* Exercise instructions *
All of the records listed below should be retyped exactly.

* Data in this exercise *
-*-*-
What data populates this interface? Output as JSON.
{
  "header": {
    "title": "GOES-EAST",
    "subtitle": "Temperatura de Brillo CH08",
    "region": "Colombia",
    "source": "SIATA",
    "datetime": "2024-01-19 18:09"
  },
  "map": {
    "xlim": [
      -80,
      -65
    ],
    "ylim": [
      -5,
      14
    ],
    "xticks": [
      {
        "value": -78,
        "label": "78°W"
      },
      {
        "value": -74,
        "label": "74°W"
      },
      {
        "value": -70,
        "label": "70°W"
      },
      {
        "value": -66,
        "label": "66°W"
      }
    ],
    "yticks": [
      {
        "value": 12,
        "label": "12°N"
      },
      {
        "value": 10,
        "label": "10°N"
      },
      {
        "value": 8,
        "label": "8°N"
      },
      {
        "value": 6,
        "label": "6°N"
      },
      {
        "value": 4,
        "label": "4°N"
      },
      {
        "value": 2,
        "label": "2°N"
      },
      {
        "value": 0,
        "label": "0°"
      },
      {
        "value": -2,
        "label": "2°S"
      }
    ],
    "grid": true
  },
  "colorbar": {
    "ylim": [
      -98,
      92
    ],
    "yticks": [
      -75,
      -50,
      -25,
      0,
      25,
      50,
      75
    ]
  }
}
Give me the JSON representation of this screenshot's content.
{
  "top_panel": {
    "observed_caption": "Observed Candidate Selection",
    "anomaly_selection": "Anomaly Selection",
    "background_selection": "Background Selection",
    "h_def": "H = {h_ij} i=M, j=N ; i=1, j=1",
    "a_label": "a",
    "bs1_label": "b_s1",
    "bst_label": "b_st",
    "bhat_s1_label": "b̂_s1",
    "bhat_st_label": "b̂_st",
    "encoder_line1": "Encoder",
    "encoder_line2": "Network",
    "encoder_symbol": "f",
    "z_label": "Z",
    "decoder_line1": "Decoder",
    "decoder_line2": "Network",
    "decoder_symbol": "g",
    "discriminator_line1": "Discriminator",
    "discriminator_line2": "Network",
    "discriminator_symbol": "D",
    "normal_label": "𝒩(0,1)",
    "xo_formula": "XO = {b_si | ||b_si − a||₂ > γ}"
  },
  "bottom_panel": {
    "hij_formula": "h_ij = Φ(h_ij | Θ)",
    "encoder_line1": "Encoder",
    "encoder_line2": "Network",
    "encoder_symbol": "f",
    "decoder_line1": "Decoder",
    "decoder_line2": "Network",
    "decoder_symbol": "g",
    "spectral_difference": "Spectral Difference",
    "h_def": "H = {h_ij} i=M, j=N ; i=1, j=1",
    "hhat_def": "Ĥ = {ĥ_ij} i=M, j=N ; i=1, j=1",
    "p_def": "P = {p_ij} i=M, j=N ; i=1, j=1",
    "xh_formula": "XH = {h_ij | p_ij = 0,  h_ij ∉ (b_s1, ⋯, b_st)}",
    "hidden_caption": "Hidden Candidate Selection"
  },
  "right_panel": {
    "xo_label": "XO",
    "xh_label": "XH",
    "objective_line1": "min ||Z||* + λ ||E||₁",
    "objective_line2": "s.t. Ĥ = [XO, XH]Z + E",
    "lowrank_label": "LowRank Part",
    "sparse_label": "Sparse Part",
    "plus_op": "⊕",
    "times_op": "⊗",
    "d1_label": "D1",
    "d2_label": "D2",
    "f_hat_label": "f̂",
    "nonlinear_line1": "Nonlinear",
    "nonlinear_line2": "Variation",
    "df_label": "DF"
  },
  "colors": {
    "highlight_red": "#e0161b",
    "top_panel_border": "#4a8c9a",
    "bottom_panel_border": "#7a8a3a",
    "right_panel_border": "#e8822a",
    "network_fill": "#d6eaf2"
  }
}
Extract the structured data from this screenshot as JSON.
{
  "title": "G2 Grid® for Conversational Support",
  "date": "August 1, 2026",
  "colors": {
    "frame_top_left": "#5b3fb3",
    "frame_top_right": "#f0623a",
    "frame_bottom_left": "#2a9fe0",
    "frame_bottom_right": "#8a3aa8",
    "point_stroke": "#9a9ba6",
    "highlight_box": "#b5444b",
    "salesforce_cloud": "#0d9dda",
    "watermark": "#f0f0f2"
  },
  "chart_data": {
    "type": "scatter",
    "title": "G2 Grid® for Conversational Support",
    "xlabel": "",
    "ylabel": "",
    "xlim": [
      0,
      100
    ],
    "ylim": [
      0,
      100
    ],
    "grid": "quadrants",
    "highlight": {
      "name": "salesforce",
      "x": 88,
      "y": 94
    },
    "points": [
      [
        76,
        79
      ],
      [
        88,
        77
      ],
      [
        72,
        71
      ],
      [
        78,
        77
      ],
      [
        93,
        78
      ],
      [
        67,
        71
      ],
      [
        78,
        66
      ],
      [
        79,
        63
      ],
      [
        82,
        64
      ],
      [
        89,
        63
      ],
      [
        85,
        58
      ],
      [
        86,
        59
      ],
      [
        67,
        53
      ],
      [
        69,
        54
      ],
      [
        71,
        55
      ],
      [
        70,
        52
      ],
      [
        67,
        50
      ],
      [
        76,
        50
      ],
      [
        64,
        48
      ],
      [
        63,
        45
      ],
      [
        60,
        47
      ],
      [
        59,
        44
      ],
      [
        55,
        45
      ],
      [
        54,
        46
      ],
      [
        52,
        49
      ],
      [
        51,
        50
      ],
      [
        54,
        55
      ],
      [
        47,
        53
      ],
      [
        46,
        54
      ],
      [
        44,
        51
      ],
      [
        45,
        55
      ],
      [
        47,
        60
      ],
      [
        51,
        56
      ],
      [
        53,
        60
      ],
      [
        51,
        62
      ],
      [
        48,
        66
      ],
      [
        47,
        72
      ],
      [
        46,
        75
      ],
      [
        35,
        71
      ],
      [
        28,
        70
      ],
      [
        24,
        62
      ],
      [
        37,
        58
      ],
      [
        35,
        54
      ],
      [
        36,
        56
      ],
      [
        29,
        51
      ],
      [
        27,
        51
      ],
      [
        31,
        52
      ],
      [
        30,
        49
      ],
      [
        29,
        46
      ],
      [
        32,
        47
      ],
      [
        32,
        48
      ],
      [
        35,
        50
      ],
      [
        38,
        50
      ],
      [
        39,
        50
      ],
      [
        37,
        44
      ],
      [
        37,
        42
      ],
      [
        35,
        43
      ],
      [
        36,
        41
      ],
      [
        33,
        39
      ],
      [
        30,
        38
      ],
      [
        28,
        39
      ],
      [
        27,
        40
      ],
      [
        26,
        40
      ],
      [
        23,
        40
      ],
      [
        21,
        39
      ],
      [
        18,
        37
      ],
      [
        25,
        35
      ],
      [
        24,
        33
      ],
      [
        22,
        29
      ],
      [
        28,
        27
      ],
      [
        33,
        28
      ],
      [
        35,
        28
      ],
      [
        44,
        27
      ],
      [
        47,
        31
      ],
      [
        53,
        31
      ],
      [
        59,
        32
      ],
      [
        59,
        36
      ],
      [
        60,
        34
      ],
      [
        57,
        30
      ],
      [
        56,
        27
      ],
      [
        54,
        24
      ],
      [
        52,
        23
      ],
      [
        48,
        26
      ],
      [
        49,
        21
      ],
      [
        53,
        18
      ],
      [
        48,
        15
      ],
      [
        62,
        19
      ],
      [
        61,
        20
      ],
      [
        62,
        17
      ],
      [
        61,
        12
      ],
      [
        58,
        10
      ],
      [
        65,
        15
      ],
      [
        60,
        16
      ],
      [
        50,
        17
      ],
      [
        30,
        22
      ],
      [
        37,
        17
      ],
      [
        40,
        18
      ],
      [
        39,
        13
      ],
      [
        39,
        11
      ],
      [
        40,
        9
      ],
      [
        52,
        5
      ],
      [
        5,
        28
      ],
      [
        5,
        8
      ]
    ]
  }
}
-*-*-
* Exercise answer *
What data populates this interface? Output as JSON.
{
  "header": {
    "title": "GOES-EAST",
    "subtitle": "Temperatura de Brillo CH08",
    "region": "Colombia",
    "source": "SIATA",
    "datetime": "2024-01-19 18:09"
  },
  "map": {
    "xlim": [
      -80,
      -65
    ],
    "ylim": [
      -5,
      14
    ],
    "xticks": [
      {
        "value": -78,
        "label": "78°W"
      },
      {
        "value": -74,
        "label": "74°W"
      },
      {
        "value": -70,
        "label": "70°W"
      },
      {
        "value": -66,
        "label": "66°W"
      }
    ],
    "yticks": [
      {
        "value": 12,
        "label": "12°N"
      },
      {
        "value": 10,
        "label": "10°N"
      },
      {
        "value": 8,
        "label": "8°N"
      },
      {
        "value": 6,
        "label": "6°N"
      },
      {
        "value": 4,
        "label": "4°N"
      },
      {
        "value": 2,
        "label": "2°N"
      },
      {
        "value": 0,
        "label": "0°"
      },
      {
        "value": -2,
        "label": "2°S"
      }
    ],
    "grid": true
  },
  "colorbar": {
    "ylim": [
      -98,
      92
    ],
    "yticks": [
      -75,
      -50,
      -25,
      0,
      25,
      50,
      75
    ]
  }
}
Give me the JSON representation of this screenshot's content.
{
  "top_panel": {
    "observed_caption": "Observed Candidate Selection",
    "anomaly_selection": "Anomaly Selection",
    "background_selection": "Background Selection",
    "h_def": "H = {h_ij} i=M, j=N ; i=1, j=1",
    "a_label": "a",
    "bs1_label": "b_s1",
    "bst_label": "b_st",
    "bhat_s1_label": "b̂_s1",
    "bhat_st_label": "b̂_st",
    "encoder_line1": "Encoder",
    "encoder_line2": "Network",
    "encoder_symbol": "f",
    "z_label": "Z",
    "decoder_line1": "Decoder",
    "decoder_line2": "Network",
    "decoder_symbol": "g",
    "discriminator_line1": "Discriminator",
    "discriminator_line2": "Network",
    "discriminator_symbol": "D",
    "normal_label": "𝒩(0,1)",
    "xo_formula": "XO = {b_si | ||b_si − a||₂ > γ}"
  },
  "bottom_panel": {
    "hij_formula": "h_ij = Φ(h_ij | Θ)",
    "encoder_line1": "Encoder",
    "encoder_line2": "Network",
    "encoder_symbol": "f",
    "decoder_line1": "Decoder",
    "decoder_line2": "Network",
    "decoder_symbol": "g",
    "spectral_difference": "Spectral Difference",
    "h_def": "H = {h_ij} i=M, j=N ; i=1, j=1",
    "hhat_def": "Ĥ = {ĥ_ij} i=M, j=N ; i=1, j=1",
    "p_def": "P = {p_ij} i=M, j=N ; i=1, j=1",
    "xh_formula": "XH = {h_ij | p_ij = 0,  h_ij ∉ (b_s1, ⋯, b_st)}",
    "hidden_caption": "Hidden Candidate Selection"
  },
  "right_panel": {
    "xo_label": "XO",
    "xh_label": "XH",
    "objective_line1": "min ||Z||* + λ ||E||₁",
    "objective_line2": "s.t. Ĥ = [XO, XH]Z + E",
    "lowrank_label": "LowRank Part",
    "sparse_label": "Sparse Part",
    "plus_op": "⊕",
    "times_op": "⊗",
    "d1_label": "D1",
    "d2_label": "D2",
    "f_hat_label": "f̂",
    "nonlinear_line1": "Nonlinear",
    "nonlinear_line2": "Variation",
    "df_label": "DF"
  },
  "colors": {
    "highlight_red": "#e0161b",
    "top_panel_border": "#4a8c9a",
    "bottom_panel_border": "#7a8a3a",
    "right_panel_border": "#e8822a",
    "network_fill": "#d6eaf2"
  }
}
Extract the structured data from this screenshot as JSON.
{
  "title": "G2 Grid® for Conversational Support",
  "date": "August 1, 2026",
  "colors": {
    "frame_top_left": "#5b3fb3",
    "frame_top_right": "#f0623a",
    "frame_bottom_left": "#2a9fe0",
    "frame_bottom_right": "#8a3aa8",
    "point_stroke": "#9a9ba6",
    "highlight_box": "#b5444b",
    "salesforce_cloud": "#0d9dda",
    "watermark": "#f0f0f2"
  },
  "chart_data": {
    "type": "scatter",
    "title": "G2 Grid® for Conversational Support",
    "xlabel": "",
    "ylabel": "",
    "xlim": [
      0,
      100
    ],
    "ylim": [
      0,
      100
    ],
    "grid": "quadrants",
    "highlight": {
      "name": "salesforce",
      "x": 88,
      "y": 94
    },
    "points": [
      [
        76,
        79
      ],
      [
        88,
        77
      ],
      [
        72,
        71
      ],
      [
        78,
        77
      ],
      [
        93,
        78
      ],
      [
        67,
        71
      ],
      [
        78,
        66
      ],
      [
        79,
        63
      ],
      [
        82,
        64
      ],
      [
        89,
        63
      ],
      [
        85,
        58
      ],
      [
        86,
        59
      ],
      [
        67,
        53
      ],
      [
        69,
        54
      ],
      [
        71,
        55
      ],
      [
        70,
        52
      ],
      [
        67,
        50
      ],
      [
        76,
        50
      ],
      [
        64,
        48
      ],
      [
        63,
        45
      ],
      [
        60,
        47
      ],
      [
        59,
        44
      ],
      [
        55,
        45
      ],
      [
        54,
        46
      ],
      [
        52,
        49
      ],
      [
        51,
        50
      ],
      [
        54,
        55
      ],
      [
        47,
        53
      ],
      [
        46,
        54
      ],
      [
        44,
        51
      ],
      [
        45,
        55
      ],
      [
        47,
        60
      ],
      [
        51,
        56
      ],
      [
        53,
        60
      ],
      [
        51,
        62
      ],
      [
        48,
        66
      ],
      [
        47,
        72
      ],
      [
        46,
        75
      ],
      [
        35,
        71
      ],
      [
        28,
        70
      ],
      [
        24,
        62
      ],
      [
        37,
        58
      ],
      [
        35,
        54
      ],
      [
        36,
        56
      ],
      [
        29,
        51
      ],
      [
        27,
        51
      ],
      [
        31,
        52
      ],
      [
        30,
        49
      ],
      [
        29,
        46
      ],
      [
        32,
        47
      ],
      [
        32,
        48
      ],
      [
        35,
        50
      ],
      [
        38,
        50
      ],
      [
        39,
        50
      ],
      [
        37,
        44
      ],
      [
        37,
        42
      ],
      [
        35,
        43
      ],
      [
        36,
        41
      ],
      [
        33,
        39
      ],
      [
        30,
        38
      ],
      [
        28,
        39
      ],
      [
        27,
        40
      ],
      [
        26,
        40
      ],
      [
        23,
        40
      ],
      [
        21,
        39
      ],
      [
        18,
        37
      ],
      [
        25,
        35
      ],
      [
        24,
        33
      ],
      [
        22,
        29
      ],
      [
        28,
        27
      ],
      [
        33,
        28
      ],
      [
        35,
        28
      ],
      [
        44,
        27
      ],
      [
        47,
        31
      ],
      [
        53,
        31
      ],
      [
        59,
        32
      ],
      [
        59,
        36
      ],
      [
        60,
        34
      ],
      [
        57,
        30
      ],
      [
        56,
        27
      ],
      [
        54,
        24
      ],
      [
        52,
        23
      ],
      [
        48,
        26
      ],
      [
        49,
        21
      ],
      [
        53,
        18
      ],
      [
        48,
        15
      ],
      [
        62,
        19
      ],
      [
        61,
        20
      ],
      [
        62,
        17
      ],
      [
        61,
        12
      ],
      [
        58,
        10
      ],
      [
        65,
        15
      ],
      [
        60,
        16
      ],
      [
        50,
        17
      ],
      [
        30,
        22
      ],
      [
        37,
        17
      ],
      [
        40,
        18
      ],
      [
        39,
        13
      ],
      [
        39,
        11
      ],
      [
        40,
        9
      ],
      [
        52,
        5
      ],
      [
        5,
        28
      ],
      [
        5,
        8
      ]
    ]
  }
}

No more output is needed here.